Retype every entry word for word.
● ● ●
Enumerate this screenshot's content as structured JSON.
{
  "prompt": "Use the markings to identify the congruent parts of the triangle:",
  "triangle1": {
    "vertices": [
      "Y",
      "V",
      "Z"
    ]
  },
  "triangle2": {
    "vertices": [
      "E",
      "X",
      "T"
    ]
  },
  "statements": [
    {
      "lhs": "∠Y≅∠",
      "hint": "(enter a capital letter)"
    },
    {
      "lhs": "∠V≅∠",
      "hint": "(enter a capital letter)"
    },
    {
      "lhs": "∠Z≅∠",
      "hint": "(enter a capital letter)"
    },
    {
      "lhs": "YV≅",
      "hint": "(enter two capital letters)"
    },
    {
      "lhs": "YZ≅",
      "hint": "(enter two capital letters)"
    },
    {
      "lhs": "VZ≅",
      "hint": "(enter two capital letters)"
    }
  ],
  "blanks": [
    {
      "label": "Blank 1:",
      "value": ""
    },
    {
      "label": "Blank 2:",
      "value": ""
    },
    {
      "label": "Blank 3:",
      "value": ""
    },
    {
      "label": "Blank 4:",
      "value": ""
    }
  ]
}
● ● ●
* [PROBLEM SOLUTION]:
Enumerate this screenshot's content as structured JSON.
{
  "prompt": "Use the markings to identify the congruent parts of the triangle:",
  "triangle1": {
    "vertices": [
      "Y",
      "V",
      "Z"
    ]
  },
  "triangle2": {
    "vertices": [
      "E",
      "X",
      "T"
    ]
  },
  "statements": [
    {
      "lhs": "∠Y≅∠",
      "hint": "(enter a capital letter)"
    },
    {
      "lhs": "∠V≅∠",
      "hint": "(enter a capital letter)"
    },
    {
      "lhs": "∠Z≅∠",
      "hint": "(enter a capital letter)"
    },
    {
      "lhs": "YV≅",
      "hint": "(enter two capital letters)"
    },
    {
      "lhs": "YZ≅",
      "hint": "(enter two capital letters)"
    },
    {
      "lhs": "VZ≅",
      "hint": "(enter two capital letters)"
    }
  ],
  "blanks": [
    {
      "label": "Blank 1:",
      "value": ""
    },
    {
      "label": "Blank 2:",
      "value": ""
    },
    {
      "label": "Blank 3:",
      "value": ""
    },
    {
      "label": "Blank 4:",
      "value": ""
    }
  ]
}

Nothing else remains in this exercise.